Data entries:
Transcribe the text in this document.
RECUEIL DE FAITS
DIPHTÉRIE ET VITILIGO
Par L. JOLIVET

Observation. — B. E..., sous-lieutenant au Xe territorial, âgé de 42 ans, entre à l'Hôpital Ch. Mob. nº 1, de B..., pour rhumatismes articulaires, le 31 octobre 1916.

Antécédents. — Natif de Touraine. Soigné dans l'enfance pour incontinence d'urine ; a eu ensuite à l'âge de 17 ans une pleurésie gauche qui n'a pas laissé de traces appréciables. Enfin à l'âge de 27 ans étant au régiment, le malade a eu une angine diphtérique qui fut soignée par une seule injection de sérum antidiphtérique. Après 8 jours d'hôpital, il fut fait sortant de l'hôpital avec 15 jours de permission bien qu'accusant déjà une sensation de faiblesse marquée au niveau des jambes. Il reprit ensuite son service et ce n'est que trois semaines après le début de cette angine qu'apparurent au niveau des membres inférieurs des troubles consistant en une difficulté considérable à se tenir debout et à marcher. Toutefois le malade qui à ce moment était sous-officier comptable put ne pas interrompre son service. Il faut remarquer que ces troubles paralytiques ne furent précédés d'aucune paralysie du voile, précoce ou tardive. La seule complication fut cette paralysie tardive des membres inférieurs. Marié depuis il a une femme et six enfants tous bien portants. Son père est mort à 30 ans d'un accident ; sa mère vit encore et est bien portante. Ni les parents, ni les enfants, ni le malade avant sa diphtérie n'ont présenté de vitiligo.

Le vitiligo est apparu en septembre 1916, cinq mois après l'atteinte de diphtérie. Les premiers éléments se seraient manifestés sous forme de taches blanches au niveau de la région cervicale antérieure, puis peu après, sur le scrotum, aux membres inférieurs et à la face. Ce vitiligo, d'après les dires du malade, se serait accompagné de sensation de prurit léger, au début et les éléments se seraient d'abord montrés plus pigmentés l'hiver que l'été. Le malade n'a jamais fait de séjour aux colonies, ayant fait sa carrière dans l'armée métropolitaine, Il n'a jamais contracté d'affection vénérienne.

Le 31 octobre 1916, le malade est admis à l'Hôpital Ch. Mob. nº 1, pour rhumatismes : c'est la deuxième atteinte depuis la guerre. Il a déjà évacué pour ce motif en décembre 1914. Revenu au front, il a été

◆ **Work to complete**
Output the whole listing above again, word for word.

◆ **The reply**
Transcribe the text in this document.
RECUEIL DE FAITS
DIPHTÉRIE ET VITILIGO
Par L. JOLIVET

Observation. — B. E..., sous-lieutenant au Xe territorial, âgé de 42 ans, entre à l'Hôpital Ch. Mob. nº 1, de B..., pour rhumatismes articulaires, le 31 octobre 1916.

Antécédents. — Natif de Touraine. Soigné dans l'enfance pour incontinence d'urine ; a eu ensuite à l'âge de 17 ans une pleurésie gauche qui n'a pas laissé de traces appréciables. Enfin à l'âge de 27 ans étant au régiment, le malade a eu une angine diphtérique qui fut soignée par une seule injection de sérum antidiphtérique. Après 8 jours d'hôpital, il fut fait sortant de l'hôpital avec 15 jours de permission bien qu'accusant déjà une sensation de faiblesse marquée au niveau des jambes. Il reprit ensuite son service et ce n'est que trois semaines après le début de cette angine qu'apparurent au niveau des membres inférieurs des troubles consistant en une difficulté considérable à se tenir debout et à marcher. Toutefois le malade qui à ce moment était sous-officier comptable put ne pas interrompre son service. Il faut remarquer que ces troubles paralytiques ne furent précédés d'aucune paralysie du voile, précoce ou tardive. La seule complication fut cette paralysie tardive des membres inférieurs. Marié depuis il a une femme et six enfants tous bien portants. Son père est mort à 30 ans d'un accident ; sa mère vit encore et est bien portante. Ni les parents, ni les enfants, ni le malade avant sa diphtérie n'ont présenté de vitiligo.

Le vitiligo est apparu en septembre 1916, cinq mois après l'atteinte de diphtérie. Les premiers éléments se seraient manifestés sous forme de taches blanches au niveau de la région cervicale antérieure, puis peu après, sur le scrotum, aux membres inférieurs et à la face. Ce vitiligo, d'après les dires du malade, se serait accompagné de sensation de prurit léger, au début et les éléments se seraient d'abord montrés plus pigmentés l'hiver que l'été. Le malade n'a jamais fait de séjour aux colonies, ayant fait sa carrière dans l'armée métropolitaine, Il n'a jamais contracté d'affection vénérienne.

Le 31 octobre 1916, le malade est admis à l'Hôpital Ch. Mob. nº 1, pour rhumatismes : c'est la deuxième atteinte depuis la guerre. Il a déjà évacué pour ce motif en décembre 1914. Revenu au front, il a été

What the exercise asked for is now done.